--- start ---
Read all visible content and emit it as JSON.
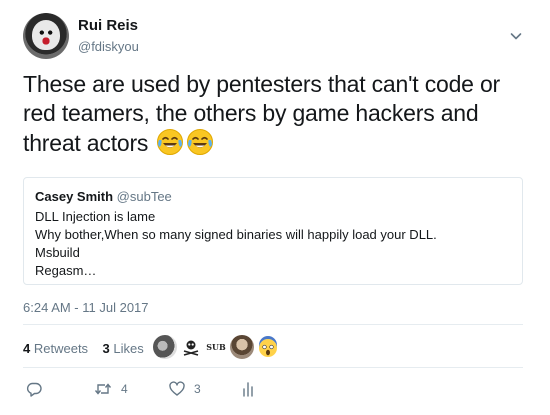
{
  "author": {
    "name": "Rui Reis",
    "handle": "@fdiskyou"
  },
  "tweet": {
    "text": "These are used by pentesters that can't code or red teamers, the others by game hackers and threat actors",
    "emojis": [
      "crying-laughing-emoji",
      "crying-laughing-emoji"
    ]
  },
  "quoted": {
    "name": "Casey Smith",
    "handle": "@subTee",
    "lines": [
      "DLL Injection is lame",
      "Why bother,When so many signed binaries will happily load your DLL.",
      "Msbuild",
      "Regasm…"
    ]
  },
  "timestamp": "6:24 AM - 11 Jul 2017",
  "stats": {
    "retweets_count": "4",
    "retweets_label": "Retweets",
    "likes_count": "3",
    "likes_label": "Likes"
  },
  "likers_sub_text": "SUB",
  "actions": {
    "reply_icon": "reply-icon",
    "retweet_icon": "retweet-icon",
    "retweet_count": "4",
    "like_icon": "heart-icon",
    "like_count": "3",
    "analytics_icon": "analytics-icon"
  },
  "colors": {
    "text": "#14171a",
    "secondary": "#657786",
    "border": "#e1e8ed",
    "action_blue": "#1da1f2"
  }
}
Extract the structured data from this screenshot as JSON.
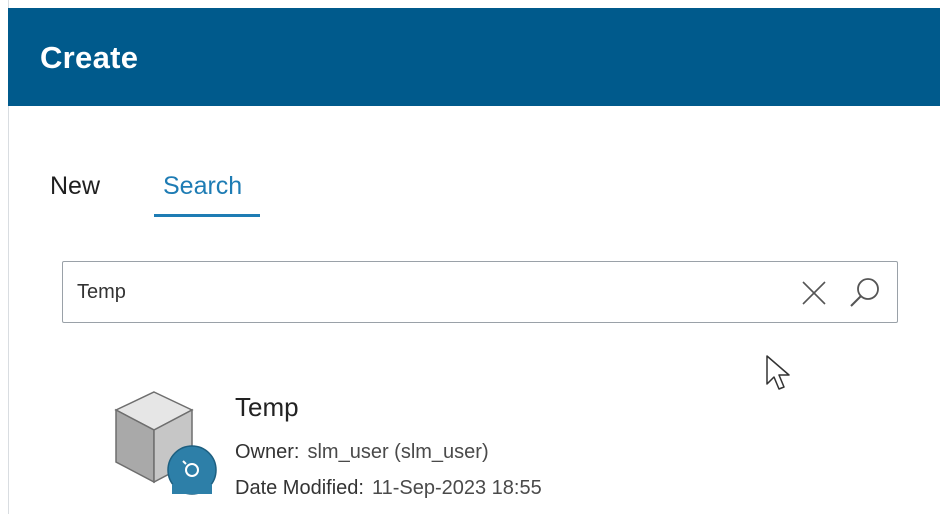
{
  "header": {
    "title": "Create"
  },
  "tabs": [
    {
      "label": "New",
      "active": false
    },
    {
      "label": "Search",
      "active": true
    }
  ],
  "search": {
    "value": "Temp",
    "clear_icon": "close-icon",
    "search_icon": "magnifier-icon"
  },
  "results": [
    {
      "title": "Temp",
      "icon": "template-cube-icon",
      "owner_label": "Owner:",
      "owner_value": "slm_user (slm_user)",
      "date_label": "Date Modified:",
      "date_value": "11-Sep-2023 18:55"
    }
  ],
  "colors": {
    "header_bg": "#005a8c",
    "accent": "#1e7cb4",
    "badge": "#2d7fa8"
  }
}
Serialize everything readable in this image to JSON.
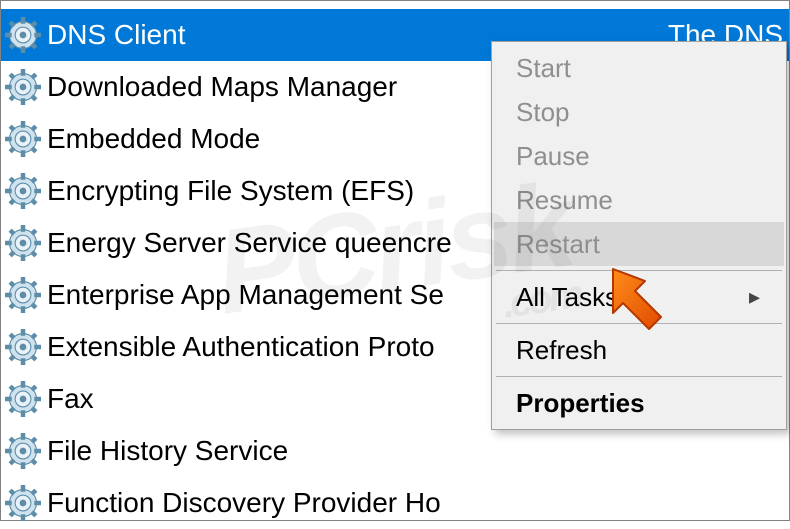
{
  "services": [
    {
      "name": "DNS Client",
      "selected": true
    },
    {
      "name": "Downloaded Maps Manager",
      "selected": false
    },
    {
      "name": "Embedded Mode",
      "selected": false
    },
    {
      "name": "Encrypting File System (EFS)",
      "selected": false
    },
    {
      "name": "Energy Server Service queencre",
      "selected": false
    },
    {
      "name": "Enterprise App Management Se",
      "selected": false
    },
    {
      "name": "Extensible Authentication Proto",
      "selected": false
    },
    {
      "name": "Fax",
      "selected": false
    },
    {
      "name": "File History Service",
      "selected": false
    },
    {
      "name": "Function Discovery Provider Ho",
      "selected": false
    }
  ],
  "description_fragment": "The DNS",
  "menu": {
    "start": "Start",
    "stop": "Stop",
    "pause": "Pause",
    "resume": "Resume",
    "restart": "Restart",
    "alltasks": "All Tasks",
    "refresh": "Refresh",
    "properties": "Properties"
  },
  "watermark": {
    "main": "PCrisk",
    "sub": ".com"
  }
}
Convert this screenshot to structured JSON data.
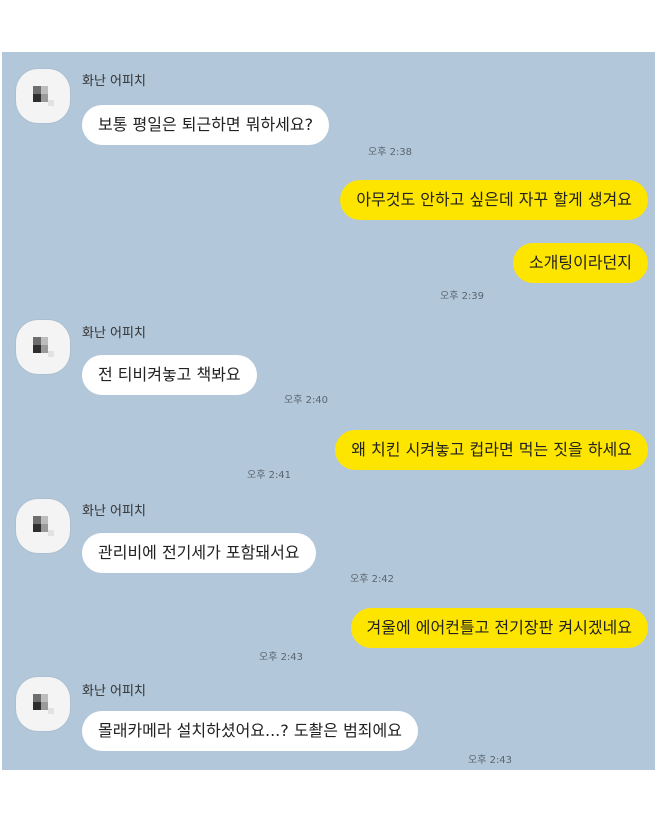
{
  "chat": {
    "sender_name": "화난 어피치",
    "messages": [
      {
        "side": "in",
        "text": "보통 평일은 퇴근하면 뭐하세요?",
        "time": "오후 2:38"
      },
      {
        "side": "out",
        "text": "아무것도 안하고 싶은데 자꾸 할게 생겨요",
        "time": ""
      },
      {
        "side": "out",
        "text": "소개팅이라던지",
        "time": "오후 2:39"
      },
      {
        "side": "in",
        "text": "전 티비켜놓고 책봐요",
        "time": "오후 2:40"
      },
      {
        "side": "out",
        "text": "왜 치킨 시켜놓고 컵라면 먹는 짓을 하세요",
        "time": "오후 2:41"
      },
      {
        "side": "in",
        "text": "관리비에 전기세가 포함돼서요",
        "time": "오후 2:42"
      },
      {
        "side": "out",
        "text": "겨울에 에어컨틀고 전기장판 켜시겠네요",
        "time": "오후 2:43"
      },
      {
        "side": "in",
        "text": "몰래카메라 설치하셨어요...? 도촬은 범죄에요",
        "time": "오후 2:43"
      }
    ]
  },
  "colors": {
    "background": "#b2c7d9",
    "incoming_bubble": "#ffffff",
    "outgoing_bubble": "#fee500"
  }
}
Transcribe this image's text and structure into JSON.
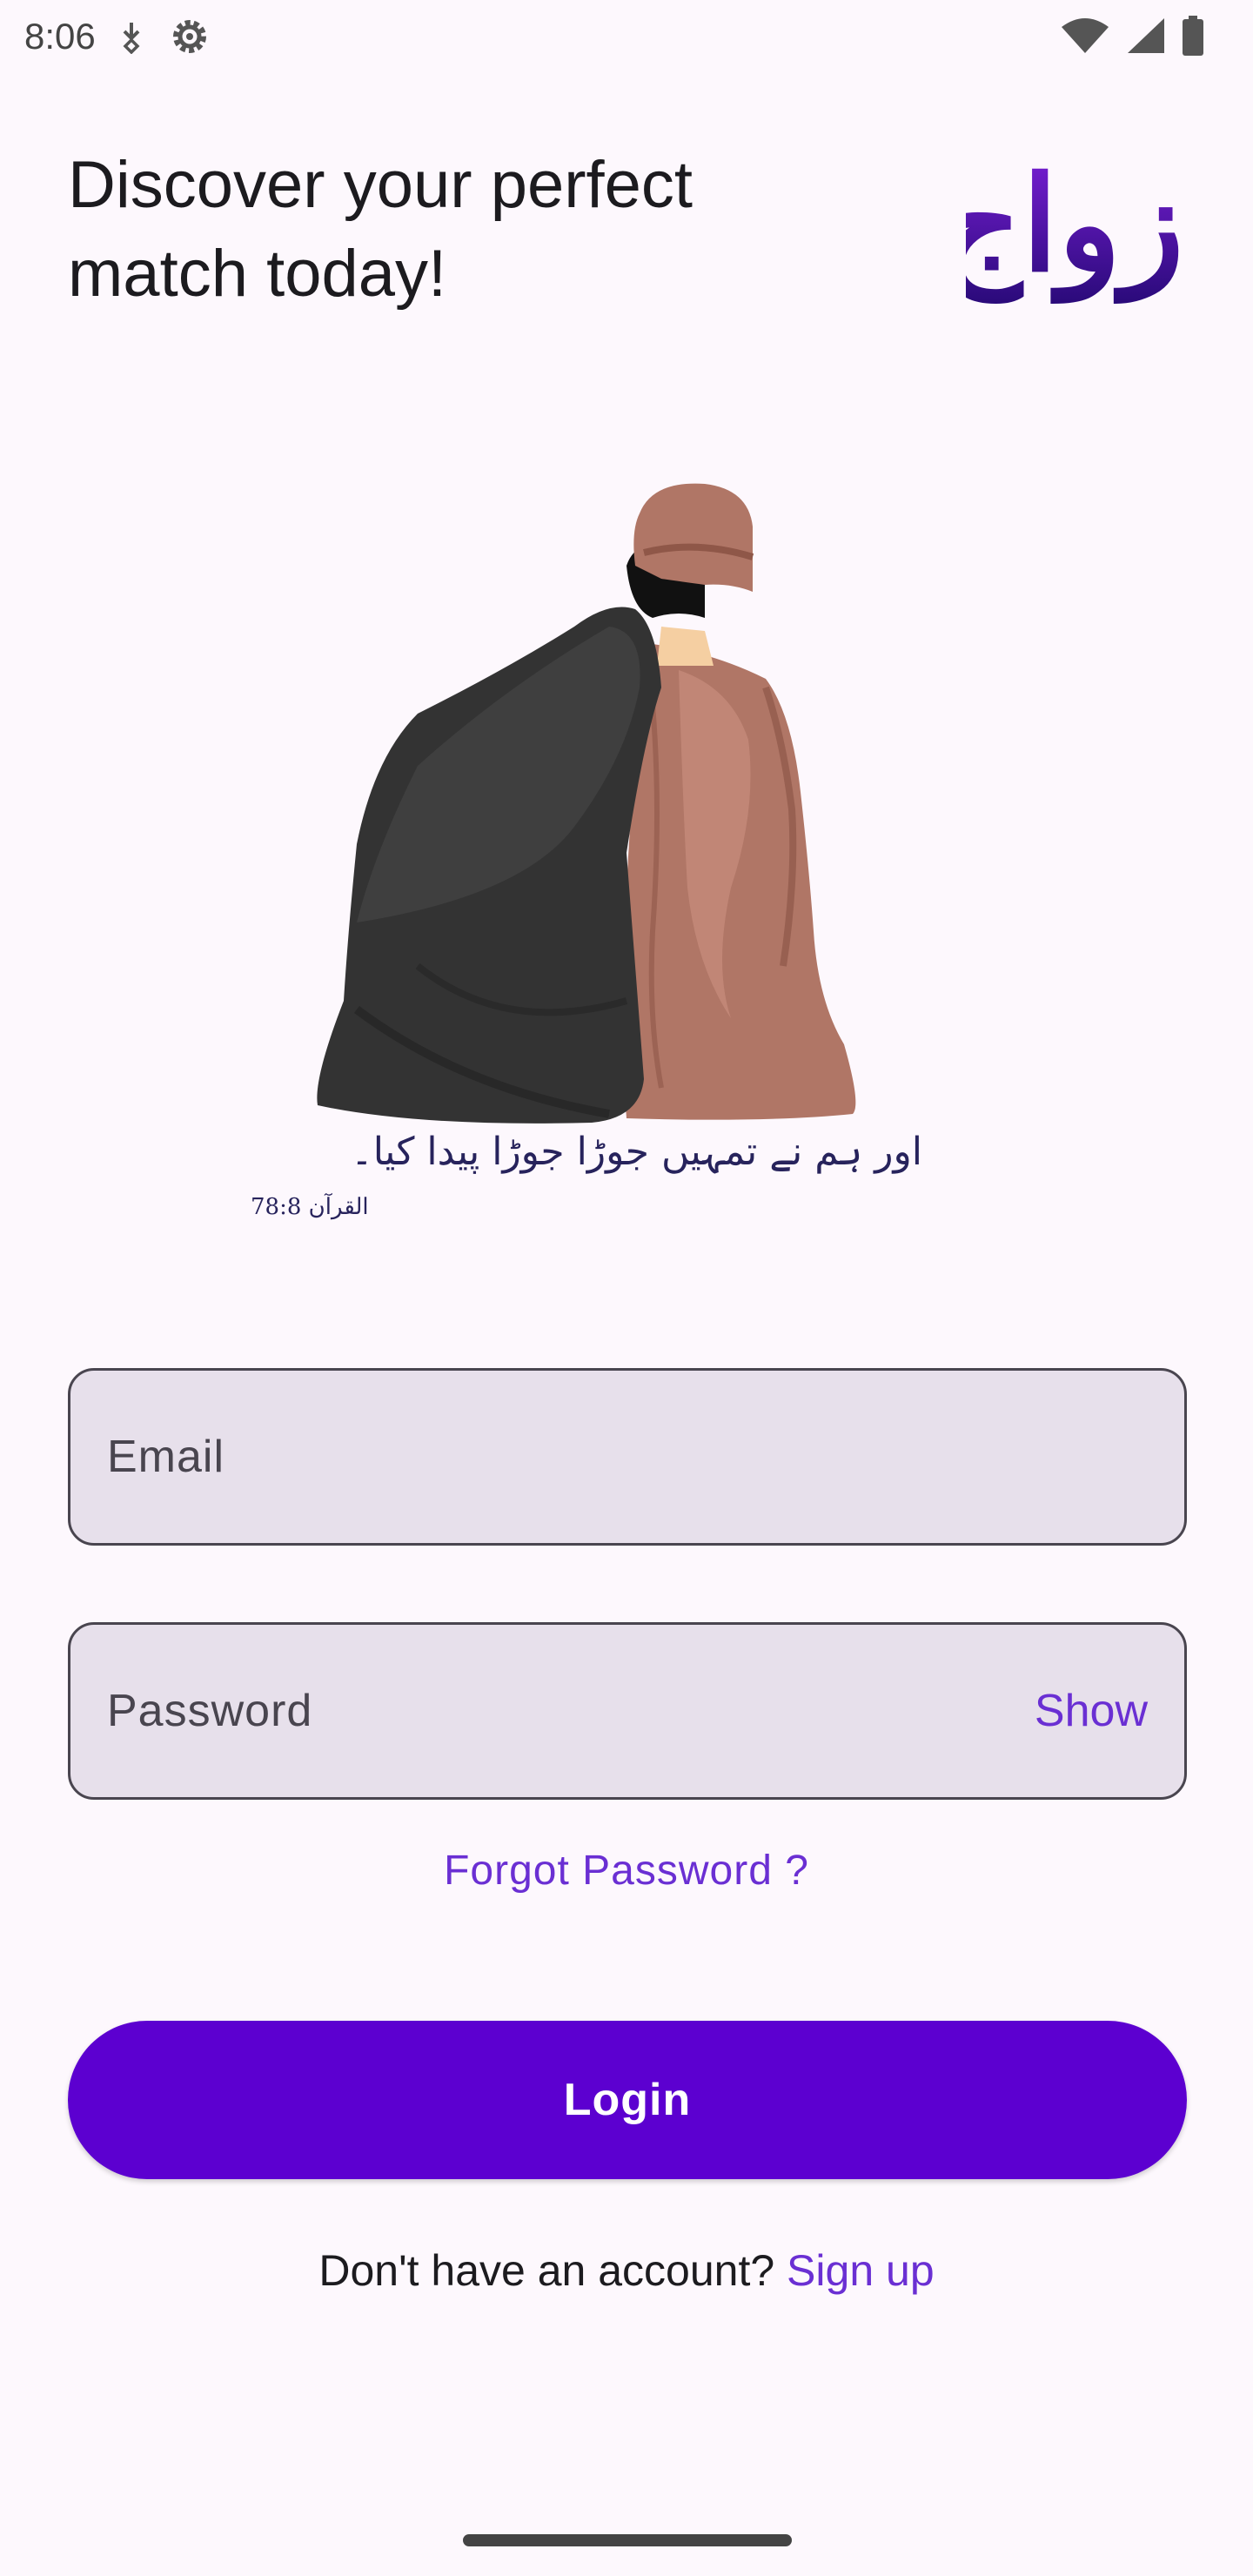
{
  "status_bar": {
    "time": "8:06"
  },
  "header": {
    "headline_line1": "Discover your perfect",
    "headline_line2": "match today!",
    "logo_text": "ازواج"
  },
  "illustration": {
    "verse": "اور ہم نے تمہیں جوڑا جوڑا پیدا کیا۔",
    "verse_ref": "القرآن 78:8"
  },
  "form": {
    "email_placeholder": "Email",
    "password_placeholder": "Password",
    "show_label": "Show",
    "forgot_label": "Forgot Password ?",
    "login_label": "Login",
    "signup_prompt": "Don't have an account? ",
    "signup_label": "Sign up"
  },
  "colors": {
    "accent": "#6a2fd3",
    "primary_button": "#5c00d0",
    "field_background": "#e7e0eb",
    "background": "#fdf8fd"
  },
  "icons": [
    "download-status-icon",
    "settings-gear-icon",
    "wifi-icon",
    "cellular-signal-icon",
    "battery-icon"
  ]
}
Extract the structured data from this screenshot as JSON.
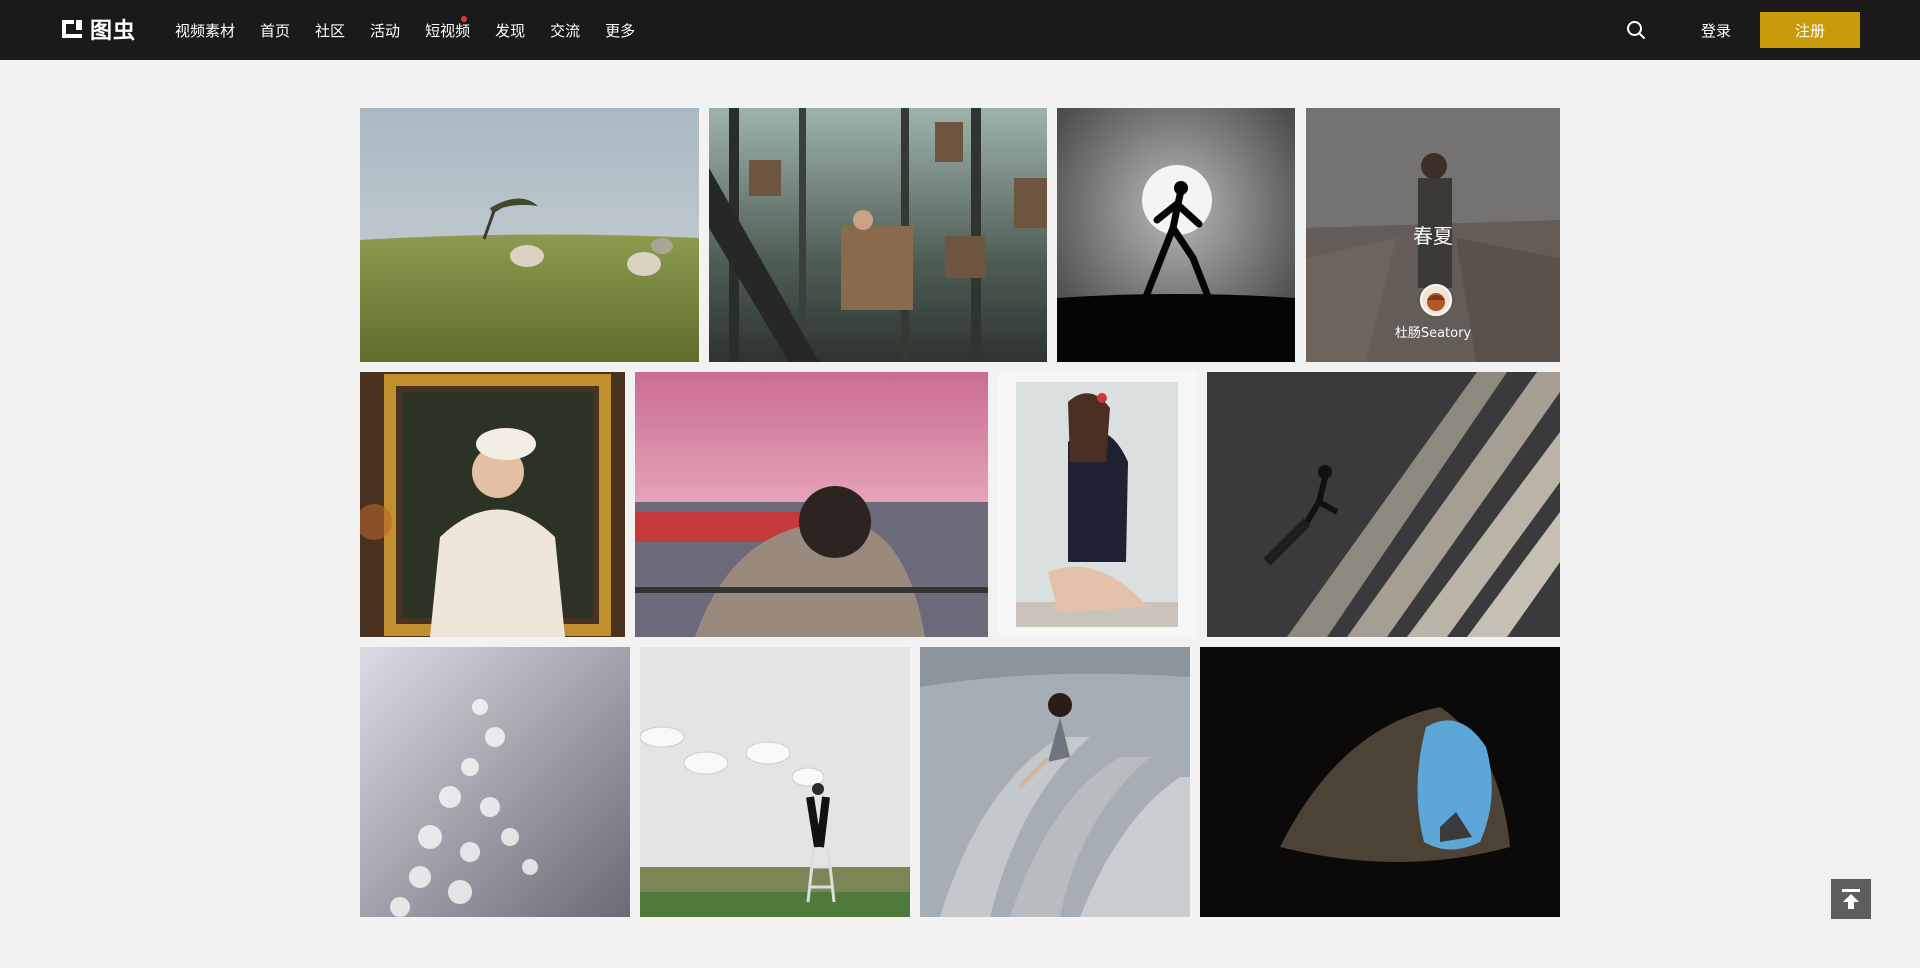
{
  "brand": {
    "logo_text": "图虫"
  },
  "nav": {
    "items": [
      "视频素材",
      "首页",
      "社区",
      "活动",
      "短视频",
      "发现",
      "交流",
      "更多"
    ]
  },
  "header": {
    "search_icon": "search-icon",
    "login_label": "登录",
    "register_label": "注册",
    "accent_color": "#c99a0a"
  },
  "gallery": {
    "hover_card": {
      "title": "春夏",
      "author": "杜肠Seatory"
    }
  },
  "icons": {
    "back_to_top": "arrow-up-to-line-icon"
  }
}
--- end ---
**What is asked**
Leave the pictures out and reproduce each record exactly as written.

**Result of this exercise**
Read all visible content and emit it as JSON.
{
  "author": {
    "name": "Rui Reis",
    "handle": "@fdiskyou"
  },
  "tweet": {
    "text": "These are used by pentesters that can't code or red teamers, the others by game hackers and threat actors",
    "emojis": [
      "crying-laughing-emoji",
      "crying-laughing-emoji"
    ]
  },
  "quoted": {
    "name": "Casey Smith",
    "handle": "@subTee",
    "lines": [
      "DLL Injection is lame",
      "Why bother,When so many signed binaries will happily load your DLL.",
      "Msbuild",
      "Regasm…"
    ]
  },
  "timestamp": "6:24 AM - 11 Jul 2017",
  "stats": {
    "retweets_count": "4",
    "retweets_label": "Retweets",
    "likes_count": "3",
    "likes_label": "Likes"
  },
  "likers_sub_text": "SUB",
  "actions": {
    "reply_icon": "reply-icon",
    "retweet_icon": "retweet-icon",
    "retweet_count": "4",
    "like_icon": "heart-icon",
    "like_count": "3",
    "analytics_icon": "analytics-icon"
  },
  "colors": {
    "text": "#14171a",
    "secondary": "#657786",
    "border": "#e1e8ed",
    "action_blue": "#1da1f2"
  }
}
Extract the structured data from this screenshot as JSON.
{
  "header": {
    "title": "Create"
  },
  "tabs": [
    {
      "label": "New",
      "active": false
    },
    {
      "label": "Search",
      "active": true
    }
  ],
  "search": {
    "value": "Temp",
    "clear_icon": "close-icon",
    "search_icon": "magnifier-icon"
  },
  "results": [
    {
      "title": "Temp",
      "icon": "template-cube-icon",
      "owner_label": "Owner:",
      "owner_value": "slm_user (slm_user)",
      "date_label": "Date Modified:",
      "date_value": "11-Sep-2023 18:55"
    }
  ],
  "colors": {
    "header_bg": "#005a8c",
    "accent": "#1e7cb4",
    "badge": "#2d7fa8"
  }
}
Serialize everything readable in this image to JSON.
{
  "services": [
    {
      "name": "DNS Client",
      "selected": true
    },
    {
      "name": "Downloaded Maps Manager",
      "selected": false
    },
    {
      "name": "Embedded Mode",
      "selected": false
    },
    {
      "name": "Encrypting File System (EFS)",
      "selected": false
    },
    {
      "name": "Energy Server Service queencre",
      "selected": false
    },
    {
      "name": "Enterprise App Management Se",
      "selected": false
    },
    {
      "name": "Extensible Authentication Proto",
      "selected": false
    },
    {
      "name": "Fax",
      "selected": false
    },
    {
      "name": "File History Service",
      "selected": false
    },
    {
      "name": "Function Discovery Provider Ho",
      "selected": false
    }
  ],
  "description_fragment": "The DNS",
  "menu": {
    "start": "Start",
    "stop": "Stop",
    "pause": "Pause",
    "resume": "Resume",
    "restart": "Restart",
    "alltasks": "All Tasks",
    "refresh": "Refresh",
    "properties": "Properties"
  },
  "watermark": {
    "main": "PCrisk",
    "sub": ".com"
  }
}
Convert this screenshot to structured JSON data.
{
  "chat": {
    "sender_name": "화난 어피치",
    "messages": [
      {
        "side": "in",
        "text": "보통 평일은 퇴근하면 뭐하세요?",
        "time": "오후 2:38"
      },
      {
        "side": "out",
        "text": "아무것도 안하고 싶은데 자꾸 할게 생겨요",
        "time": ""
      },
      {
        "side": "out",
        "text": "소개팅이라던지",
        "time": "오후 2:39"
      },
      {
        "side": "in",
        "text": "전 티비켜놓고 책봐요",
        "time": "오후 2:40"
      },
      {
        "side": "out",
        "text": "왜 치킨 시켜놓고 컵라면 먹는 짓을 하세요",
        "time": "오후 2:41"
      },
      {
        "side": "in",
        "text": "관리비에 전기세가 포함돼서요",
        "time": "오후 2:42"
      },
      {
        "side": "out",
        "text": "겨울에 에어컨틀고 전기장판 켜시겠네요",
        "time": "오후 2:43"
      },
      {
        "side": "in",
        "text": "몰래카메라 설치하셨어요...? 도촬은 범죄에요",
        "time": "오후 2:43"
      }
    ]
  },
  "colors": {
    "background": "#b2c7d9",
    "incoming_bubble": "#ffffff",
    "outgoing_bubble": "#fee500"
  }
}
Transcribe this image's text and structure into JSON.
{
  "status_bar": {
    "time": "8:06"
  },
  "header": {
    "headline_line1": "Discover your perfect",
    "headline_line2": "match today!",
    "logo_text": "ازواج"
  },
  "illustration": {
    "verse": "اور ہم نے تمہیں جوڑا جوڑا پیدا کیا۔",
    "verse_ref": "القرآن 78:8"
  },
  "form": {
    "email_placeholder": "Email",
    "password_placeholder": "Password",
    "show_label": "Show",
    "forgot_label": "Forgot Password ?",
    "login_label": "Login",
    "signup_prompt": "Don't have an account? ",
    "signup_label": "Sign up"
  },
  "colors": {
    "accent": "#6a2fd3",
    "primary_button": "#5c00d0",
    "field_background": "#e7e0eb",
    "background": "#fdf8fd"
  },
  "icons": [
    "download-status-icon",
    "settings-gear-icon",
    "wifi-icon",
    "cellular-signal-icon",
    "battery-icon"
  ]
}
Extract the structured data from this screenshot as JSON.
{
  "brand": {
    "logo_text": "图虫"
  },
  "nav": {
    "items": [
      "视频素材",
      "首页",
      "社区",
      "活动",
      "短视频",
      "发现",
      "交流",
      "更多"
    ]
  },
  "header": {
    "search_icon": "search-icon",
    "login_label": "登录",
    "register_label": "注册",
    "accent_color": "#c99a0a"
  },
  "gallery": {
    "hover_card": {
      "title": "春夏",
      "author": "杜肠Seatory"
    }
  },
  "icons": {
    "back_to_top": "arrow-up-to-line-icon"
  }
}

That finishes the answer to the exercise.